● Do this: Tally the lines that contain the string "method" and state that total without comment.

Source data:
• • •

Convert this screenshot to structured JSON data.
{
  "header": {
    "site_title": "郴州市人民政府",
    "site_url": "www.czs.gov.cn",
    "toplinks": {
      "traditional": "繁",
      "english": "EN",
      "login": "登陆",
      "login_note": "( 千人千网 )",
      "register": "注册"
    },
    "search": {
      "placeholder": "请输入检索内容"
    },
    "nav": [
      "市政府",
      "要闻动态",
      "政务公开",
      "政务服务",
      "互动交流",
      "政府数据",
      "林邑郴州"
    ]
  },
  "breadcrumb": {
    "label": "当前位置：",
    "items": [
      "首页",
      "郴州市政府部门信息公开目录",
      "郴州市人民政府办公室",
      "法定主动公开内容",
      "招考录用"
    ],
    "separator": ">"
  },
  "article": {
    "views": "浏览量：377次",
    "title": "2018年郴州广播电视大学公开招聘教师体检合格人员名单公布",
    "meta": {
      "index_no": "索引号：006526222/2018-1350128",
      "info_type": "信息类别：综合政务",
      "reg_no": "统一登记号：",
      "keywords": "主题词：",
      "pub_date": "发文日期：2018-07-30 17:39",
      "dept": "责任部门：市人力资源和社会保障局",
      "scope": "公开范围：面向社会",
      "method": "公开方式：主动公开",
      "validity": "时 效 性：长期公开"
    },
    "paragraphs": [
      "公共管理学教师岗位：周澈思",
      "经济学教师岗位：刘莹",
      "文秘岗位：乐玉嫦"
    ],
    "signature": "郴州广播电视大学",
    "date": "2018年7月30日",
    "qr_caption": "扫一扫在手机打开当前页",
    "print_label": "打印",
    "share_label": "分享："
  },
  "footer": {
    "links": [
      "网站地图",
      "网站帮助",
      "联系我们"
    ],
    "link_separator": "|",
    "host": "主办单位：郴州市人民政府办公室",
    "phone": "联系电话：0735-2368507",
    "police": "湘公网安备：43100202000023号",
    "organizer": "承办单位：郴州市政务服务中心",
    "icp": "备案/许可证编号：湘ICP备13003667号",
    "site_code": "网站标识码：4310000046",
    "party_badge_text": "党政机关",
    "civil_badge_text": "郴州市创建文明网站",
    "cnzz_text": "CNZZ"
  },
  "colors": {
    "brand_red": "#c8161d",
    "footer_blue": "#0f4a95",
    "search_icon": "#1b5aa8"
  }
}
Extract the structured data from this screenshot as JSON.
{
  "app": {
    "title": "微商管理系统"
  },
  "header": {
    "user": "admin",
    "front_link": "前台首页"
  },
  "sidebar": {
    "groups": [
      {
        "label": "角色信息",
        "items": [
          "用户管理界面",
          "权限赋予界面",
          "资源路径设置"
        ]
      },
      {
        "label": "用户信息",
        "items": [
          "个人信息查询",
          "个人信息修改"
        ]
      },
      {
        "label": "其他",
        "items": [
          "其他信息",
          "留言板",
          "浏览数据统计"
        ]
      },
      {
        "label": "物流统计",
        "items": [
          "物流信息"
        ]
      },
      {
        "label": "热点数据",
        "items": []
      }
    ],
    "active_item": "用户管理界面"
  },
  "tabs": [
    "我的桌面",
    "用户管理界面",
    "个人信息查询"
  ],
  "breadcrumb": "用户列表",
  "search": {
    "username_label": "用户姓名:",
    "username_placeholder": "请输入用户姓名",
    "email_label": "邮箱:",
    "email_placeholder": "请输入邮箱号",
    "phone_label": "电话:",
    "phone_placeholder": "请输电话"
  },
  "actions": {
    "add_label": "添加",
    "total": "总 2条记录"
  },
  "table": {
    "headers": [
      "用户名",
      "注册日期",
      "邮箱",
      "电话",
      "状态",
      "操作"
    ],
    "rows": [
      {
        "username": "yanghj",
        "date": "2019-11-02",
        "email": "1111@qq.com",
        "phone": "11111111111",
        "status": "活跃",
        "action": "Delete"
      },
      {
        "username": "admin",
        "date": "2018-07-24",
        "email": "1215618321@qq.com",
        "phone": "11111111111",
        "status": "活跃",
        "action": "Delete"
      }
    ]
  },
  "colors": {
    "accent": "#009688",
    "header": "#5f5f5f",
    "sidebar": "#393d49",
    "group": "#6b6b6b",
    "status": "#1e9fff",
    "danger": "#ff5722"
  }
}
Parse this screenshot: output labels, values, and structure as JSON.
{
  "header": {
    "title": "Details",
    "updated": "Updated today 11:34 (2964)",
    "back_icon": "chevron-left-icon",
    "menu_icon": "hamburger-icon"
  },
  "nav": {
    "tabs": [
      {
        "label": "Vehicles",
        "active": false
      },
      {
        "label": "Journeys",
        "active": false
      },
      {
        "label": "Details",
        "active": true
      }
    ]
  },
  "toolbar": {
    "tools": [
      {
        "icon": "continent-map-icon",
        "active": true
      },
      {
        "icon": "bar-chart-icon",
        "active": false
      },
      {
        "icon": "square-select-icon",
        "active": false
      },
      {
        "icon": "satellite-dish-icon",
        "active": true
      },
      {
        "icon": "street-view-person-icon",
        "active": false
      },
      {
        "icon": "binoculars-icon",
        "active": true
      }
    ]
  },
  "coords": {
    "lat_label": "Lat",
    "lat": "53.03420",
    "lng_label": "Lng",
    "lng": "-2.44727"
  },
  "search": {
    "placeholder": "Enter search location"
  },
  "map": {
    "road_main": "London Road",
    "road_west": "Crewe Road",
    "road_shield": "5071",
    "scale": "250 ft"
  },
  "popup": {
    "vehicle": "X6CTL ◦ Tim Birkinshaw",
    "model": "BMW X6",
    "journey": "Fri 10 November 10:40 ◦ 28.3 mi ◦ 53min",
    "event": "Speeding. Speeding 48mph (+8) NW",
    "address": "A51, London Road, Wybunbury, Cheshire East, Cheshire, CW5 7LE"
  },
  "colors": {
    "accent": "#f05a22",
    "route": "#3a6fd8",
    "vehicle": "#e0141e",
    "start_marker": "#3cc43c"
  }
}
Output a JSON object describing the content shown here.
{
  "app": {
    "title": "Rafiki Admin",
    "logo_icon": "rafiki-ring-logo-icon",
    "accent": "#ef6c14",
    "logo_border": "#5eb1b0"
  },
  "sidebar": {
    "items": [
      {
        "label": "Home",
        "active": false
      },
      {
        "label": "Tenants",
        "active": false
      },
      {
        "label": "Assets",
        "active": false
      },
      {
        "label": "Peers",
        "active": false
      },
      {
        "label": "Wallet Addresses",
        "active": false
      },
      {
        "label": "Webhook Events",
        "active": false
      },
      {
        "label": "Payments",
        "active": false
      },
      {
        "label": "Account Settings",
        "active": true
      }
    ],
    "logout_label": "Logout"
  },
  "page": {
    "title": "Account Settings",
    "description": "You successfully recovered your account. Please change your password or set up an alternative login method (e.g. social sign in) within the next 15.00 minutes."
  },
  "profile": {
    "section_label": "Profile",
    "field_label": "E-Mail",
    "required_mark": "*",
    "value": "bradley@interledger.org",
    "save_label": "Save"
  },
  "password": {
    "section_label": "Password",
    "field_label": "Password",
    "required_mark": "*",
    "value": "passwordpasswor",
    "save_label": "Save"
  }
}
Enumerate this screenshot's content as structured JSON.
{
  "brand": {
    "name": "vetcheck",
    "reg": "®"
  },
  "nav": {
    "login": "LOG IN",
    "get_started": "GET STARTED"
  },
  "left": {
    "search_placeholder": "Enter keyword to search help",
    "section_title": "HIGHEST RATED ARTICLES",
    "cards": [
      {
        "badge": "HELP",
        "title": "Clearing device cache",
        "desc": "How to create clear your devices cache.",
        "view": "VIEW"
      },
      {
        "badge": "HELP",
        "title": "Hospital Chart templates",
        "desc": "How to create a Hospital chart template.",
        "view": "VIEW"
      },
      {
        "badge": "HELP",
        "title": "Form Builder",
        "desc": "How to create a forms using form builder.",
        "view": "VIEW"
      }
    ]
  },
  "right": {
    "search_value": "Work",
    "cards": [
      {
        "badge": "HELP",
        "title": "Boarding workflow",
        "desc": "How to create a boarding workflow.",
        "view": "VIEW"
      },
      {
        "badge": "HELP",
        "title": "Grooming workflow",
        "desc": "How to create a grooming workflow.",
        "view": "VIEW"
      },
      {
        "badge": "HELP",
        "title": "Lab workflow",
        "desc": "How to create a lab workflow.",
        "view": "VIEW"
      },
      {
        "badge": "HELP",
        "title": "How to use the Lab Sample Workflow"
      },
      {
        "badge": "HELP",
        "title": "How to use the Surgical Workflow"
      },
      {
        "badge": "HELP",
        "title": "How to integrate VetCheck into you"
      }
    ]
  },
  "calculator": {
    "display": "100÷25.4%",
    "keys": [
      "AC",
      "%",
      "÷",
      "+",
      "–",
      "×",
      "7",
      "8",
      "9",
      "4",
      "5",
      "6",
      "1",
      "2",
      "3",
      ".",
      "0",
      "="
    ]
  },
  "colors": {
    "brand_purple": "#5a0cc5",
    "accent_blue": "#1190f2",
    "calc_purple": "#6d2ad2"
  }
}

• • •

● Written solution: 2